## [Data for this exercise]
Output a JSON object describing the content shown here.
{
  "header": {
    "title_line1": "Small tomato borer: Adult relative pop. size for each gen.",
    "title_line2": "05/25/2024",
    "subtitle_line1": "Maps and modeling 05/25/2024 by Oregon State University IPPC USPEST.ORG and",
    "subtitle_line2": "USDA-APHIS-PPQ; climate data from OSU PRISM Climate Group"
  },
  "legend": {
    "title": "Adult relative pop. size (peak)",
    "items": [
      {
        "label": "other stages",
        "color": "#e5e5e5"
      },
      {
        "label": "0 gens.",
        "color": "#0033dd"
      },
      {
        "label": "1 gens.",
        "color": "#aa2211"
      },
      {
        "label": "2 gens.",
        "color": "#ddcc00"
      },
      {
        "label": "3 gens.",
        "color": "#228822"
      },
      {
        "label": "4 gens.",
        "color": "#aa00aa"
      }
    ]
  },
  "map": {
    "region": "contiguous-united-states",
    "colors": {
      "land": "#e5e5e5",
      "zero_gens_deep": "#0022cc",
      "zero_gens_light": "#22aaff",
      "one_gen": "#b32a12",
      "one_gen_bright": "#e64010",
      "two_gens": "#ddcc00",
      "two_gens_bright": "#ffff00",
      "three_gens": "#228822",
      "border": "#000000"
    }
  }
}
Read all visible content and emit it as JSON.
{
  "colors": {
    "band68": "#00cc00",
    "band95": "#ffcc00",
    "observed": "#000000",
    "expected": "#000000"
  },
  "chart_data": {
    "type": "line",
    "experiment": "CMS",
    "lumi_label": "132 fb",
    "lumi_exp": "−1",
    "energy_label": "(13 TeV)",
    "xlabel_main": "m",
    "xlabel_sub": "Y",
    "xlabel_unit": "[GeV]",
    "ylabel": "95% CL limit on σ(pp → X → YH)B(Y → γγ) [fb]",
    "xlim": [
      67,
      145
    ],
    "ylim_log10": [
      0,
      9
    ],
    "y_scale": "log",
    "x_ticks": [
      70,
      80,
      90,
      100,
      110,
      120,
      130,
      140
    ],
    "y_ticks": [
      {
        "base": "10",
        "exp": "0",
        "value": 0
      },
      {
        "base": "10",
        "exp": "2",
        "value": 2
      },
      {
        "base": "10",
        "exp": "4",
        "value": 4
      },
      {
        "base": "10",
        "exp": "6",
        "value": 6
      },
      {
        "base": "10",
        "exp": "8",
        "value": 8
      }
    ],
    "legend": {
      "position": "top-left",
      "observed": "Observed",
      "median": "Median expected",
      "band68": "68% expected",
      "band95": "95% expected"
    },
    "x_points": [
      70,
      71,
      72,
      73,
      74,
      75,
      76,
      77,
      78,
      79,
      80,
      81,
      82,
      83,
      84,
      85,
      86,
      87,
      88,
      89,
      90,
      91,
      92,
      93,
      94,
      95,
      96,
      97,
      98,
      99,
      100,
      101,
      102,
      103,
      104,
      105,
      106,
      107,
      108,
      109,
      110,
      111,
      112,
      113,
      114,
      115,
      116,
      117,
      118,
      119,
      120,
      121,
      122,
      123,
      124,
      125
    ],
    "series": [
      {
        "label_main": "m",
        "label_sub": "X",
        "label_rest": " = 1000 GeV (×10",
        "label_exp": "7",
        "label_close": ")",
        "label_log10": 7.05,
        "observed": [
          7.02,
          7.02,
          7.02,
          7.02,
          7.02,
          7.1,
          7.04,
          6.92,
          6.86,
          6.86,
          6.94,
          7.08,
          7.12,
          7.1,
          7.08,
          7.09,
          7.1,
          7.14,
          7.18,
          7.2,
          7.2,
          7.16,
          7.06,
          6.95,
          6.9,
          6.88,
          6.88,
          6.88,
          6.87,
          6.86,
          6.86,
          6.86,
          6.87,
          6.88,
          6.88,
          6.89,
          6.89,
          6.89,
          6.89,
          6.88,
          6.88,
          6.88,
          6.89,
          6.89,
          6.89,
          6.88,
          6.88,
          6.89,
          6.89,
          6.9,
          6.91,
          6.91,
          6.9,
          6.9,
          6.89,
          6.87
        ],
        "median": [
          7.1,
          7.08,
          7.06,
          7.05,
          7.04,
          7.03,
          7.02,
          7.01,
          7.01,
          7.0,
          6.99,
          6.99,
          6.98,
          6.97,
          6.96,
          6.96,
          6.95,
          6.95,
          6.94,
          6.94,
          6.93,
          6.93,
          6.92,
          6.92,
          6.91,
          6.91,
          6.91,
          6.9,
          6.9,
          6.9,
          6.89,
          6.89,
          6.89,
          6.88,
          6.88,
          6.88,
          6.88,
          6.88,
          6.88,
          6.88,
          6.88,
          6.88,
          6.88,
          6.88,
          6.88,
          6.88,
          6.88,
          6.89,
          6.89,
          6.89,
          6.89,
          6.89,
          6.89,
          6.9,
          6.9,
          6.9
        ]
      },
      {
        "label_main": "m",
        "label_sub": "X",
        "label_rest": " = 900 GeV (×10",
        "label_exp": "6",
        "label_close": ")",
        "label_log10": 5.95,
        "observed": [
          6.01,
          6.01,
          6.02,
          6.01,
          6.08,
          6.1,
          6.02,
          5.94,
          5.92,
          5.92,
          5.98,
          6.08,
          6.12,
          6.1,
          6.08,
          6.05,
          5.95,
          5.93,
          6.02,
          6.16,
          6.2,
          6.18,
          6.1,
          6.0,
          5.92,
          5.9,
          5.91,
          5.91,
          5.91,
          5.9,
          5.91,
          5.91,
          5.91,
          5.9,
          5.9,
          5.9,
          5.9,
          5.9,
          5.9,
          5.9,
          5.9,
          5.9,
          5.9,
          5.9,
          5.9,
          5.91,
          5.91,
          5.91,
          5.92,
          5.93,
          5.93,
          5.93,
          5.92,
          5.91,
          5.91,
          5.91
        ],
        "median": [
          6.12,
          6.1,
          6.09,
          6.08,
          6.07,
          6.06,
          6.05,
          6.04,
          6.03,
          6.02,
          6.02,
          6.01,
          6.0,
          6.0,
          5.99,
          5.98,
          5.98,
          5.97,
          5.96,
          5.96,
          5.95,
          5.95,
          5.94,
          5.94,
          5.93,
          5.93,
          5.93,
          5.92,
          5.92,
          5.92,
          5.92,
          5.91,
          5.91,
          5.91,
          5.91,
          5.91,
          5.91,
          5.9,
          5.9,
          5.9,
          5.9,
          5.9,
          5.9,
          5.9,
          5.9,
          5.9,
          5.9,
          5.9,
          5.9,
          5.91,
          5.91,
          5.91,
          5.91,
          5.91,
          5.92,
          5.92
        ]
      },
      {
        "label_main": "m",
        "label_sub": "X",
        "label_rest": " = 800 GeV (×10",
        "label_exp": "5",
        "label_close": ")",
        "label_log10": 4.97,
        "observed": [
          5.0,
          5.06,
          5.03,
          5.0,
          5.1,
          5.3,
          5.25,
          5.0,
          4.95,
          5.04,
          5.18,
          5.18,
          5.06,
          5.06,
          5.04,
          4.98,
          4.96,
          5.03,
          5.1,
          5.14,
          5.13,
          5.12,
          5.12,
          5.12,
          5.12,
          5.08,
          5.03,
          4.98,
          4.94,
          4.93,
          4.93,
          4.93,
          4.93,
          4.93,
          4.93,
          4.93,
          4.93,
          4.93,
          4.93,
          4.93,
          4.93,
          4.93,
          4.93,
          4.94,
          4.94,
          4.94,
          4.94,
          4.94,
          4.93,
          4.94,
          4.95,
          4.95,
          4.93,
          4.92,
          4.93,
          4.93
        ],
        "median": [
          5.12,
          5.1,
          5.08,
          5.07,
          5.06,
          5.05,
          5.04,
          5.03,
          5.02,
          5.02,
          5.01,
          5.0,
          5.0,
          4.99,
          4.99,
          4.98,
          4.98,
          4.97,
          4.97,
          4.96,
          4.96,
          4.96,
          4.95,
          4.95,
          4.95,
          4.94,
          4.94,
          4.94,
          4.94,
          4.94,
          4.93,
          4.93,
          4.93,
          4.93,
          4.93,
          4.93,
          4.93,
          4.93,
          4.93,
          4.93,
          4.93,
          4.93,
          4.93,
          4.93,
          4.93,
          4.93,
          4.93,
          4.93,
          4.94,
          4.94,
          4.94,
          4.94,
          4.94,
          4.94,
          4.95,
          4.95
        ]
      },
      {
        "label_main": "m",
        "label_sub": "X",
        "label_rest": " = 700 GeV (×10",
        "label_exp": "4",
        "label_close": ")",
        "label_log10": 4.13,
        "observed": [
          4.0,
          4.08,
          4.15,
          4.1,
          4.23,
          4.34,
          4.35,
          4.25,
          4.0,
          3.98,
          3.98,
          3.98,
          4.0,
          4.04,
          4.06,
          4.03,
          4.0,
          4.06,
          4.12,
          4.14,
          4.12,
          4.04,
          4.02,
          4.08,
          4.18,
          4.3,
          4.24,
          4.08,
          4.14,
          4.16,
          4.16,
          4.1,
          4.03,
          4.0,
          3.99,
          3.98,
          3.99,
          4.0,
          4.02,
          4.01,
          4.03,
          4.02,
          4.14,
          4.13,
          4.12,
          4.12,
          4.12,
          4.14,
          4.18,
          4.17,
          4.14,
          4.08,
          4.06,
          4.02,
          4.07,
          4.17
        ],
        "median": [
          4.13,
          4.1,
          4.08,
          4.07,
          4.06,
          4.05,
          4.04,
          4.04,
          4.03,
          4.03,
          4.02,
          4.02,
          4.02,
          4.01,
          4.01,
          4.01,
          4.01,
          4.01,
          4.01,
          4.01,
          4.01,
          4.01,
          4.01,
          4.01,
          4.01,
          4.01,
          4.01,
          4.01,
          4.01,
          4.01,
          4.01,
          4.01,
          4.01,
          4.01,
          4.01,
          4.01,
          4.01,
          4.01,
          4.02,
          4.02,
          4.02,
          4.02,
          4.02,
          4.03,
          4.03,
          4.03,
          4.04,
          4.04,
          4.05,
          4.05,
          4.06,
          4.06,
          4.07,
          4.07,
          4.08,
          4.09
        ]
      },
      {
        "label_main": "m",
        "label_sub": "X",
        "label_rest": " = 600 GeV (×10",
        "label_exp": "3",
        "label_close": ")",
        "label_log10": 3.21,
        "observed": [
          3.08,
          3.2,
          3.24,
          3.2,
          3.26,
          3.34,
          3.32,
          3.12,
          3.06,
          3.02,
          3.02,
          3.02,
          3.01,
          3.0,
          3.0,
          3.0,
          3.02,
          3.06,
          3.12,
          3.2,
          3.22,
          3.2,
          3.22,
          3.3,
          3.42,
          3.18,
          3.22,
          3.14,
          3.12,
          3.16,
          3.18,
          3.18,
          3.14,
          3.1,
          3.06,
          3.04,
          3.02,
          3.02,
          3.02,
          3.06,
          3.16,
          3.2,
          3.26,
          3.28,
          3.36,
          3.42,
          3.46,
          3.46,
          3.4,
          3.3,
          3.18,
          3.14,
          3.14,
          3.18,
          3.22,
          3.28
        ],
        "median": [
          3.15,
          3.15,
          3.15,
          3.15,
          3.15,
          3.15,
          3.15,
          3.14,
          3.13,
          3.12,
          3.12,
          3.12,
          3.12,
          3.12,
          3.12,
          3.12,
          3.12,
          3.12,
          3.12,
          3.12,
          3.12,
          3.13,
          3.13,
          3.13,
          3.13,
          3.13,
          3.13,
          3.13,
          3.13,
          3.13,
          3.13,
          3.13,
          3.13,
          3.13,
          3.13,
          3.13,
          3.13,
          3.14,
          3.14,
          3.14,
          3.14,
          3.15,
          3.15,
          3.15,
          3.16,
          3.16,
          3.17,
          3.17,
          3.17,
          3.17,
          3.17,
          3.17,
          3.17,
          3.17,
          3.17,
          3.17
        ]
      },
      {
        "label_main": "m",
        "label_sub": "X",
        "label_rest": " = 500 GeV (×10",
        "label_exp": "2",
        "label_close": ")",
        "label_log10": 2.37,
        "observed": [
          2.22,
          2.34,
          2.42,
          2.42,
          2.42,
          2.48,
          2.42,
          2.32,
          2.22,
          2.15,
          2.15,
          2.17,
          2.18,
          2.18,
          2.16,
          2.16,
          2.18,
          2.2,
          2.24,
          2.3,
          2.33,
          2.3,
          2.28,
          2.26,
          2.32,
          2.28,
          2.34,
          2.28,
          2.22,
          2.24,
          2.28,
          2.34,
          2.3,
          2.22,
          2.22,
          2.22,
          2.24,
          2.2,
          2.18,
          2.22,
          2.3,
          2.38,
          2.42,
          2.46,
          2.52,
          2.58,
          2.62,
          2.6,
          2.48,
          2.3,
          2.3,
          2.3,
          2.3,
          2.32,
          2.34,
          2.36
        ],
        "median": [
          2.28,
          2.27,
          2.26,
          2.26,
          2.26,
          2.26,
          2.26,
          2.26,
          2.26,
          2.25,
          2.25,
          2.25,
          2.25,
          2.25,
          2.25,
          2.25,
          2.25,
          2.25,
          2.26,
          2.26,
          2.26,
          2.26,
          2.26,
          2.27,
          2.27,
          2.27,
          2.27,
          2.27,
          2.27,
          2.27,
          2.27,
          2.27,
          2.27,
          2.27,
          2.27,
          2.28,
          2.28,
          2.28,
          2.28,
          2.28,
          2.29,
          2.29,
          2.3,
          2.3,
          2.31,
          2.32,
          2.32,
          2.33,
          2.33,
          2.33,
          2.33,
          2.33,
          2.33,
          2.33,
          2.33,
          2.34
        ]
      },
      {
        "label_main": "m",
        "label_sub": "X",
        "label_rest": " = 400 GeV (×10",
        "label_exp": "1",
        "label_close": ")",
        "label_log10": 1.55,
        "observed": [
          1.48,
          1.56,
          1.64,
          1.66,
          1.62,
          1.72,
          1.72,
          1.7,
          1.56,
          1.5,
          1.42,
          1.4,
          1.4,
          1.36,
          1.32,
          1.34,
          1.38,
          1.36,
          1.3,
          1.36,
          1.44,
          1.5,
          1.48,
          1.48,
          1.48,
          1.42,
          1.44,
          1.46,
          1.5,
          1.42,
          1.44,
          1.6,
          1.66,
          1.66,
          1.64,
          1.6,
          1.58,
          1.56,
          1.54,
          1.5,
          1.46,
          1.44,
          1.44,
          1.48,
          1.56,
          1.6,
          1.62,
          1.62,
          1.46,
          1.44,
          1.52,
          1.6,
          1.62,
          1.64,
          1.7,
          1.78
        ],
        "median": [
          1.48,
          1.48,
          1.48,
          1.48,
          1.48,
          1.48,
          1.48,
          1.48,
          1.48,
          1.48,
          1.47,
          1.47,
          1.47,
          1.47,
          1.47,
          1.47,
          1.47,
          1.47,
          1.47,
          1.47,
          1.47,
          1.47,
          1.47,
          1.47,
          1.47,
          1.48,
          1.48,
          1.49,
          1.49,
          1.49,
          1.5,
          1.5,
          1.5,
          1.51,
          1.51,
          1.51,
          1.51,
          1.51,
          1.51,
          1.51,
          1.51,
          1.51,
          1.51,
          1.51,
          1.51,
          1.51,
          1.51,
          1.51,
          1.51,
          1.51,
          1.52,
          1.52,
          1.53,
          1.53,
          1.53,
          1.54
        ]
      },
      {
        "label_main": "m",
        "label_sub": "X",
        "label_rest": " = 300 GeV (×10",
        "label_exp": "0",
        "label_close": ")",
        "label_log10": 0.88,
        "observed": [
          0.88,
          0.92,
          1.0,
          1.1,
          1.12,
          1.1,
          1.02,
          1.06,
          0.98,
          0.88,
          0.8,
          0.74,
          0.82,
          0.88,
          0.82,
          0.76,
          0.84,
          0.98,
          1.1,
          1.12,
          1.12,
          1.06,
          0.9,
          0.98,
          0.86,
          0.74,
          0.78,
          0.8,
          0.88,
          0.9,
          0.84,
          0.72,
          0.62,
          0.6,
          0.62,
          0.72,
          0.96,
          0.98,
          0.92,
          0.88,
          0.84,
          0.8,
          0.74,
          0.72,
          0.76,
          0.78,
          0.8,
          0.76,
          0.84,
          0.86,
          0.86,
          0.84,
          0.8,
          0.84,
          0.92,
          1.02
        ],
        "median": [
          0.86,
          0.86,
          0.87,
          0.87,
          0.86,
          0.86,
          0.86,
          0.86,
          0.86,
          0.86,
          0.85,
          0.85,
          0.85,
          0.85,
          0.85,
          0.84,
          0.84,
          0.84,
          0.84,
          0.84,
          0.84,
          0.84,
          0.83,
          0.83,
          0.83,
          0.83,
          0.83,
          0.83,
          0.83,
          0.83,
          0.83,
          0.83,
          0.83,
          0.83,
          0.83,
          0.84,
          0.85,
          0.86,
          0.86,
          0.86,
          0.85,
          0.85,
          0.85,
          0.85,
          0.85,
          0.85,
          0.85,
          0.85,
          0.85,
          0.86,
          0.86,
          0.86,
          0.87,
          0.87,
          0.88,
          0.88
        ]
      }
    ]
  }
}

## [What this task involves]
From the data above, gather every line that includes the word "content".

## [Task answer]
Output a JSON object describing the content shown here.
Read all visible content and emit it as JSON.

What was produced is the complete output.